Element-and-box listings:
________________________
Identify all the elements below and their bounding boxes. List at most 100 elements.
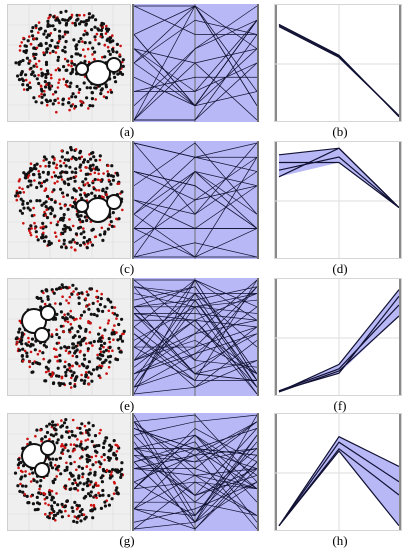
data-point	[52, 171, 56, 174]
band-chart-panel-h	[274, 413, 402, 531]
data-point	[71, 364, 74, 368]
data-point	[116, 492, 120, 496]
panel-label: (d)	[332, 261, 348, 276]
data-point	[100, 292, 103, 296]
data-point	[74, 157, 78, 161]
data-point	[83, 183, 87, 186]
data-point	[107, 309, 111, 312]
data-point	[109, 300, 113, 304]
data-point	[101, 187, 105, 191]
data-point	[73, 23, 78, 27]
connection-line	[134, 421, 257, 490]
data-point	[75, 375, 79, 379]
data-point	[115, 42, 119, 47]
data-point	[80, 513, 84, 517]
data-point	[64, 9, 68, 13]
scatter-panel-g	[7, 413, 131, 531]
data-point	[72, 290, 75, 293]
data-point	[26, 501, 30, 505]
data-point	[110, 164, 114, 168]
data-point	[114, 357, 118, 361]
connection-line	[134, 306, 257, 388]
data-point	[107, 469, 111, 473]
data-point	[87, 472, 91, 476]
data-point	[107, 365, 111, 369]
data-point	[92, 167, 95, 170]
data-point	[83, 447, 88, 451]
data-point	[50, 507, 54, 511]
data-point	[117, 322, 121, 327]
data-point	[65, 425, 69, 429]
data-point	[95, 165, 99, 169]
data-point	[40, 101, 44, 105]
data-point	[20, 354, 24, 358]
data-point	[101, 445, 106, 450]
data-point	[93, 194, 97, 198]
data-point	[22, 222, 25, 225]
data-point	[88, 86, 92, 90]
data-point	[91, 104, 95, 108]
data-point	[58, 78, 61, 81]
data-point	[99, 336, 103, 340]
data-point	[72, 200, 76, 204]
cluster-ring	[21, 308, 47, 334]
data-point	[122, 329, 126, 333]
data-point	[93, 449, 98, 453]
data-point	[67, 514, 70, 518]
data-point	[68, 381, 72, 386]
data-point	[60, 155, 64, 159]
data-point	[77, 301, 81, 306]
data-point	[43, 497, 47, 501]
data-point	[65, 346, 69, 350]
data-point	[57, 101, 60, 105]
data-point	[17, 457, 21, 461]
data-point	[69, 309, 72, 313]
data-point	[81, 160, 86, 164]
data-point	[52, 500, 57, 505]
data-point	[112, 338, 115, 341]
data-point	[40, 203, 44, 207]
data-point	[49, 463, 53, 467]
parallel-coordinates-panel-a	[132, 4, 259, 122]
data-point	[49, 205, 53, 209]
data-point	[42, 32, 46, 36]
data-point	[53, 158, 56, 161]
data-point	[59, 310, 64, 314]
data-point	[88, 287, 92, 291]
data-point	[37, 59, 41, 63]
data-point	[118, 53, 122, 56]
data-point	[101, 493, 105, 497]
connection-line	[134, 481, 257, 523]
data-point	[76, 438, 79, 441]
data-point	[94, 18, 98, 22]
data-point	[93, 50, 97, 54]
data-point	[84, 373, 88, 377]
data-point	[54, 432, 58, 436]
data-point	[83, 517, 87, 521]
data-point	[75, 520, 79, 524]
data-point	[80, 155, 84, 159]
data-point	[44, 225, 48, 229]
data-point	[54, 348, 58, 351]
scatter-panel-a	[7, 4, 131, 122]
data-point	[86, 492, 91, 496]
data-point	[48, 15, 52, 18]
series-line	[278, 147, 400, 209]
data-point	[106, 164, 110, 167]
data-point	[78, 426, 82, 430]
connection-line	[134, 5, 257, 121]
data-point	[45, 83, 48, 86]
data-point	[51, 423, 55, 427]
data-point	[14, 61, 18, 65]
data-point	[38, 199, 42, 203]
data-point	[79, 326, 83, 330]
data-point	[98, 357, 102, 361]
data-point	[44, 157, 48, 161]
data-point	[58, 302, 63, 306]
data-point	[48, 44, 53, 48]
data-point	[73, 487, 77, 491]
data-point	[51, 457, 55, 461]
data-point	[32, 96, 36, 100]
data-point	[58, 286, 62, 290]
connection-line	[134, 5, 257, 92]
________________________
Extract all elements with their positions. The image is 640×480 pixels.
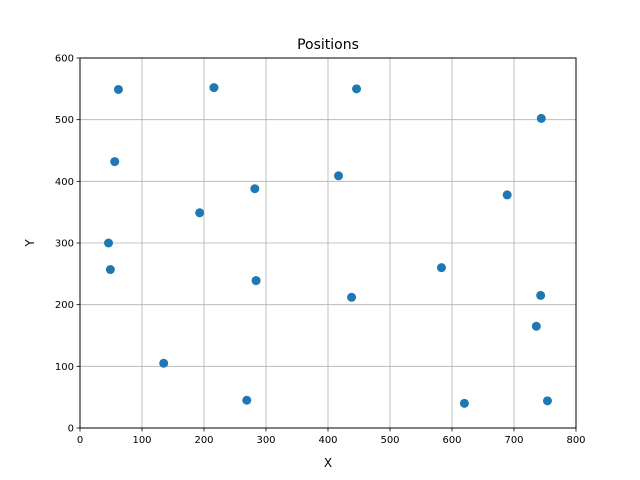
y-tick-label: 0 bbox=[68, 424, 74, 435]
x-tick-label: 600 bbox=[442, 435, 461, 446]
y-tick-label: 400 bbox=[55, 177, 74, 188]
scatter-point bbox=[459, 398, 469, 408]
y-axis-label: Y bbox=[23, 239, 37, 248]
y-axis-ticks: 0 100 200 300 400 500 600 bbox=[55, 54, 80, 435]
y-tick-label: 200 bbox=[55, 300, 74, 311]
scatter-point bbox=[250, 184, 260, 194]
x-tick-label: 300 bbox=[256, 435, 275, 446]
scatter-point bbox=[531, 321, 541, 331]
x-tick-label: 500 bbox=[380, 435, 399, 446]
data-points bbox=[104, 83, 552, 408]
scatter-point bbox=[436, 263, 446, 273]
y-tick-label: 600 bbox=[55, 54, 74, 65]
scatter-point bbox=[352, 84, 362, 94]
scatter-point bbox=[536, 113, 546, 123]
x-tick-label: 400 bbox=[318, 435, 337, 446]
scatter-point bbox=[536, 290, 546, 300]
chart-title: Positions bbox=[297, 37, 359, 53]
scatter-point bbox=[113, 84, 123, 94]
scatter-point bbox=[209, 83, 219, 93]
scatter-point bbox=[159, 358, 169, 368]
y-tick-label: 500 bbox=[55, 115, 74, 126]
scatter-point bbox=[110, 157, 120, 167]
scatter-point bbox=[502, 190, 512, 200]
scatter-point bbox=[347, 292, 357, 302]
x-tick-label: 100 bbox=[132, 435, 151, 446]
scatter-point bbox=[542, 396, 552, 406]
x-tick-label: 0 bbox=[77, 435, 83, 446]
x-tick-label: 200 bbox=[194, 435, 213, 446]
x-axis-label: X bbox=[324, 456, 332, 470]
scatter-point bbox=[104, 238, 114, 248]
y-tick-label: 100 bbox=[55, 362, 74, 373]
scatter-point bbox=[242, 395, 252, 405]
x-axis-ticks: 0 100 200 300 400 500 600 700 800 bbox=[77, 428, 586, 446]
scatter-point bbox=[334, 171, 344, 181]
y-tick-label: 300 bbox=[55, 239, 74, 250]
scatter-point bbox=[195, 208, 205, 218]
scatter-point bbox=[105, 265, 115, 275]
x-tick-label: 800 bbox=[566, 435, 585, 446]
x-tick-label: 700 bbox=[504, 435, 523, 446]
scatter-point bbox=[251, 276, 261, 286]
________________________
WHAT IS EXPECTED: Copy out the part of the records above that opens with the line containing "Extract all elements" and closes with the line containing "scatter-point bbox=[251, 276, 261, 286]", both lines included, and leave the pictures out of your copy.

SOLUTION TO THE PROBLEM:
Extract all elements with their positions. The image is 640×480 pixels.
y-tick-label: 0 bbox=[68, 424, 74, 435]
x-tick-label: 600 bbox=[442, 435, 461, 446]
y-tick-label: 400 bbox=[55, 177, 74, 188]
scatter-point bbox=[459, 398, 469, 408]
y-axis-label: Y bbox=[23, 239, 37, 248]
y-axis-ticks: 0 100 200 300 400 500 600 bbox=[55, 54, 80, 435]
y-tick-label: 200 bbox=[55, 300, 74, 311]
scatter-point bbox=[250, 184, 260, 194]
x-tick-label: 300 bbox=[256, 435, 275, 446]
scatter-point bbox=[531, 321, 541, 331]
x-tick-label: 500 bbox=[380, 435, 399, 446]
data-points bbox=[104, 83, 552, 408]
scatter-point bbox=[436, 263, 446, 273]
y-tick-label: 600 bbox=[55, 54, 74, 65]
scatter-point bbox=[352, 84, 362, 94]
scatter-point bbox=[536, 113, 546, 123]
x-tick-label: 400 bbox=[318, 435, 337, 446]
scatter-point bbox=[536, 290, 546, 300]
chart-title: Positions bbox=[297, 37, 359, 53]
scatter-point bbox=[113, 84, 123, 94]
scatter-point bbox=[209, 83, 219, 93]
scatter-point bbox=[159, 358, 169, 368]
y-tick-label: 500 bbox=[55, 115, 74, 126]
scatter-point bbox=[110, 157, 120, 167]
scatter-point bbox=[502, 190, 512, 200]
scatter-point bbox=[347, 292, 357, 302]
x-tick-label: 100 bbox=[132, 435, 151, 446]
scatter-point bbox=[542, 396, 552, 406]
x-tick-label: 0 bbox=[77, 435, 83, 446]
x-tick-label: 200 bbox=[194, 435, 213, 446]
x-axis-label: X bbox=[324, 456, 332, 470]
scatter-point bbox=[104, 238, 114, 248]
y-tick-label: 100 bbox=[55, 362, 74, 373]
scatter-point bbox=[242, 395, 252, 405]
x-axis-ticks: 0 100 200 300 400 500 600 700 800 bbox=[77, 428, 586, 446]
scatter-point bbox=[334, 171, 344, 181]
y-tick-label: 300 bbox=[55, 239, 74, 250]
scatter-point bbox=[195, 208, 205, 218]
scatter-point bbox=[105, 265, 115, 275]
x-tick-label: 800 bbox=[566, 435, 585, 446]
x-tick-label: 700 bbox=[504, 435, 523, 446]
scatter-point bbox=[251, 276, 261, 286]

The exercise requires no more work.